▸ **Problem statement**
Copy out the listing in full, exactly as written, but not its pictures.
* Begin *
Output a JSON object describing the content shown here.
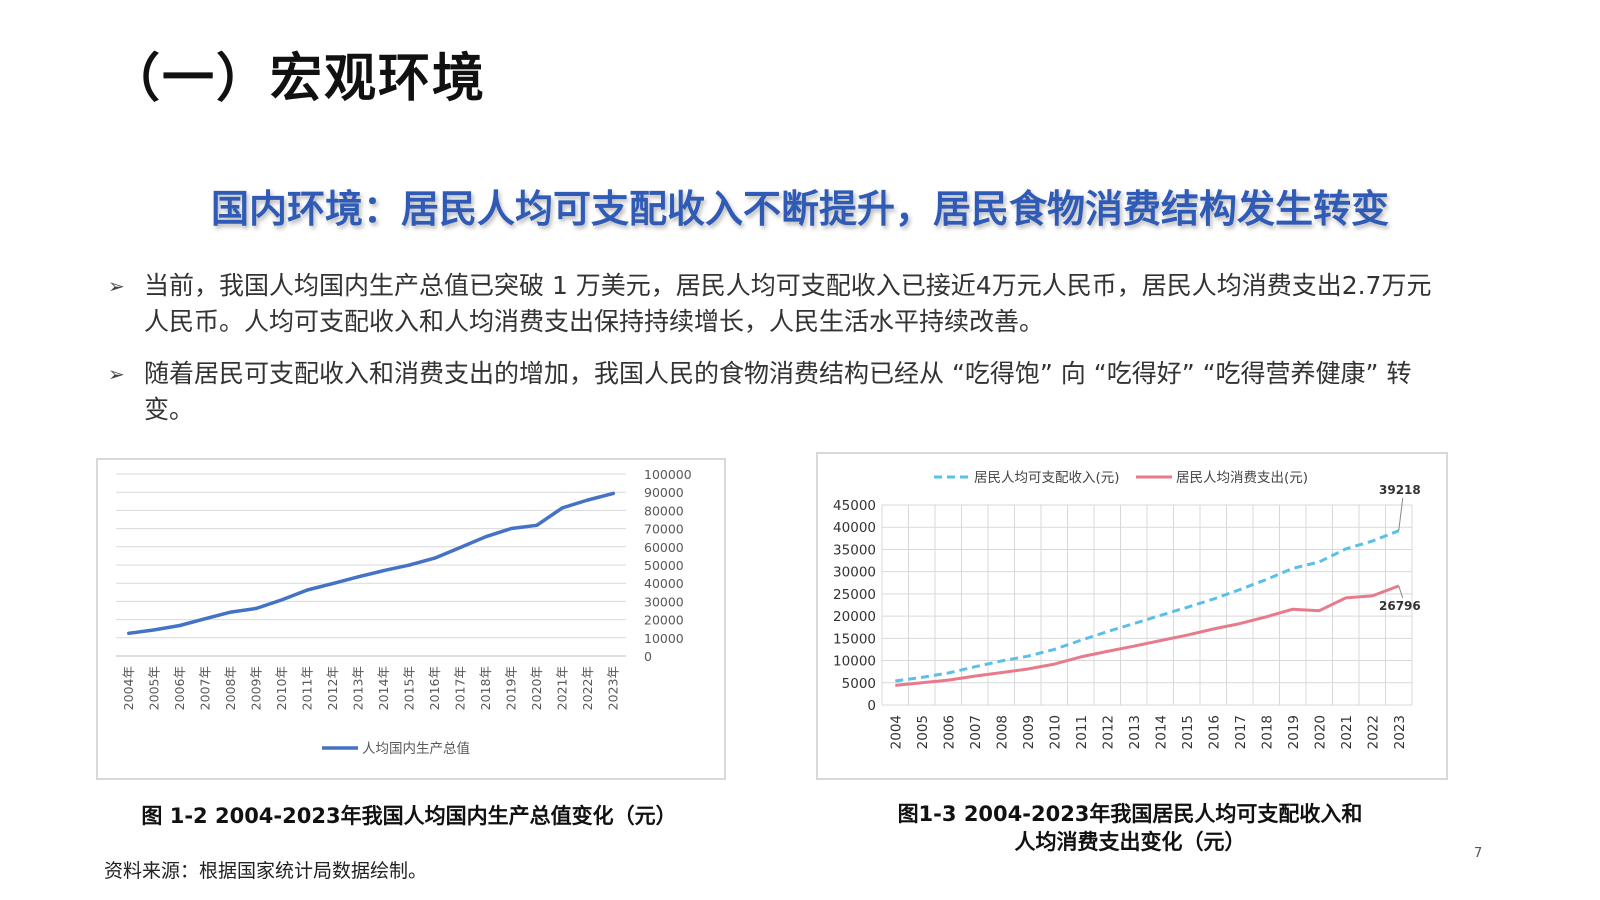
{
  "page": {
    "title": "（一）宏观环境",
    "subtitle": "国内环境：居民人均可支配收入不断提升，居民食物消费结构发生转变",
    "bullets": [
      "当前，我国人均国内生产总值已突破 1 万美元，居民人均可支配收入已接近4万元人民币，居民人均消费支出2.7万元人民币。人均可支配收入和人均消费支出保持持续增长，人民生活水平持续改善。",
      "随着居民可支配收入和消费支出的增加，我国人民的食物消费结构已经从 “吃得饱” 向 “吃得好” “吃得营养健康” 转变。"
    ],
    "captions": {
      "chart1": "图 1-2   2004-2023年我国人均国内生产总值变化（元）",
      "chart2_line1": "图1-3   2004-2023年我国居民人均可支配收入和",
      "chart2_line2": "人均消费支出变化（元）"
    },
    "source": "资料来源：根据国家统计局数据绘制。",
    "page_number": "7",
    "icons": {
      "bullet": "arrowhead-icon"
    }
  },
  "chart_data": [
    {
      "type": "line",
      "categories": [
        "2004年",
        "2005年",
        "2006年",
        "2007年",
        "2008年",
        "2009年",
        "2010年",
        "2011年",
        "2012年",
        "2013年",
        "2014年",
        "2015年",
        "2016年",
        "2017年",
        "2018年",
        "2019年",
        "2020年",
        "2021年",
        "2022年",
        "2023年"
      ],
      "series": [
        {
          "name": "人均国内生产总值",
          "color": "#4472c4",
          "values": [
            12487,
            14368,
            16738,
            20494,
            24100,
            26180,
            30808,
            36277,
            39771,
            43497,
            46912,
            49922,
            53783,
            59592,
            65534,
            70078,
            71828,
            81370,
            85698,
            89358
          ]
        }
      ],
      "ylim": [
        0,
        100000
      ],
      "yticks": [
        0,
        10000,
        20000,
        30000,
        40000,
        50000,
        60000,
        70000,
        80000,
        90000,
        100000
      ],
      "y_axis_side": "right",
      "grid": true,
      "legend": "bottom"
    },
    {
      "type": "line",
      "categories": [
        "2004",
        "2005",
        "2006",
        "2007",
        "2008",
        "2009",
        "2010",
        "2011",
        "2012",
        "2013",
        "2014",
        "2015",
        "2016",
        "2017",
        "2018",
        "2019",
        "2020",
        "2021",
        "2022",
        "2023"
      ],
      "series": [
        {
          "name": "居民人均可支配收入(元)",
          "color": "#5ac0e8",
          "dashed": true,
          "values": [
            5400,
            6200,
            7200,
            8600,
            9900,
            10977,
            12520,
            14551,
            16510,
            18311,
            20167,
            21966,
            23821,
            25974,
            28228,
            30733,
            32189,
            35128,
            36883,
            39218
          ]
        },
        {
          "name": "居民人均消费支出(元)",
          "color": "#e87a8c",
          "dashed": false,
          "values": [
            4400,
            5000,
            5600,
            6500,
            7300,
            8100,
            9200,
            10820,
            12054,
            13220,
            14491,
            15712,
            17111,
            18322,
            19853,
            21559,
            21210,
            24100,
            24538,
            26796
          ]
        }
      ],
      "annotations": [
        "39218",
        "26796"
      ],
      "ylim": [
        0,
        45000
      ],
      "yticks": [
        0,
        5000,
        10000,
        15000,
        20000,
        25000,
        30000,
        35000,
        40000,
        45000
      ],
      "grid": true,
      "legend": "top"
    }
  ]
}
* End *
▸ **Task result**
Output a JSON object describing the content shown here.
{
  "page": {
    "title": "（一）宏观环境",
    "subtitle": "国内环境：居民人均可支配收入不断提升，居民食物消费结构发生转变",
    "bullets": [
      "当前，我国人均国内生产总值已突破 1 万美元，居民人均可支配收入已接近4万元人民币，居民人均消费支出2.7万元人民币。人均可支配收入和人均消费支出保持持续增长，人民生活水平持续改善。",
      "随着居民可支配收入和消费支出的增加，我国人民的食物消费结构已经从 “吃得饱” 向 “吃得好” “吃得营养健康” 转变。"
    ],
    "captions": {
      "chart1": "图 1-2   2004-2023年我国人均国内生产总值变化（元）",
      "chart2_line1": "图1-3   2004-2023年我国居民人均可支配收入和",
      "chart2_line2": "人均消费支出变化（元）"
    },
    "source": "资料来源：根据国家统计局数据绘制。",
    "page_number": "7",
    "icons": {
      "bullet": "arrowhead-icon"
    }
  },
  "chart_data": [
    {
      "type": "line",
      "categories": [
        "2004年",
        "2005年",
        "2006年",
        "2007年",
        "2008年",
        "2009年",
        "2010年",
        "2011年",
        "2012年",
        "2013年",
        "2014年",
        "2015年",
        "2016年",
        "2017年",
        "2018年",
        "2019年",
        "2020年",
        "2021年",
        "2022年",
        "2023年"
      ],
      "series": [
        {
          "name": "人均国内生产总值",
          "color": "#4472c4",
          "values": [
            12487,
            14368,
            16738,
            20494,
            24100,
            26180,
            30808,
            36277,
            39771,
            43497,
            46912,
            49922,
            53783,
            59592,
            65534,
            70078,
            71828,
            81370,
            85698,
            89358
          ]
        }
      ],
      "ylim": [
        0,
        100000
      ],
      "yticks": [
        0,
        10000,
        20000,
        30000,
        40000,
        50000,
        60000,
        70000,
        80000,
        90000,
        100000
      ],
      "y_axis_side": "right",
      "grid": true,
      "legend": "bottom"
    },
    {
      "type": "line",
      "categories": [
        "2004",
        "2005",
        "2006",
        "2007",
        "2008",
        "2009",
        "2010",
        "2011",
        "2012",
        "2013",
        "2014",
        "2015",
        "2016",
        "2017",
        "2018",
        "2019",
        "2020",
        "2021",
        "2022",
        "2023"
      ],
      "series": [
        {
          "name": "居民人均可支配收入(元)",
          "color": "#5ac0e8",
          "dashed": true,
          "values": [
            5400,
            6200,
            7200,
            8600,
            9900,
            10977,
            12520,
            14551,
            16510,
            18311,
            20167,
            21966,
            23821,
            25974,
            28228,
            30733,
            32189,
            35128,
            36883,
            39218
          ]
        },
        {
          "name": "居民人均消费支出(元)",
          "color": "#e87a8c",
          "dashed": false,
          "values": [
            4400,
            5000,
            5600,
            6500,
            7300,
            8100,
            9200,
            10820,
            12054,
            13220,
            14491,
            15712,
            17111,
            18322,
            19853,
            21559,
            21210,
            24100,
            24538,
            26796
          ]
        }
      ],
      "annotations": [
        "39218",
        "26796"
      ],
      "ylim": [
        0,
        45000
      ],
      "yticks": [
        0,
        5000,
        10000,
        15000,
        20000,
        25000,
        30000,
        35000,
        40000,
        45000
      ],
      "grid": true,
      "legend": "top"
    }
  ]
}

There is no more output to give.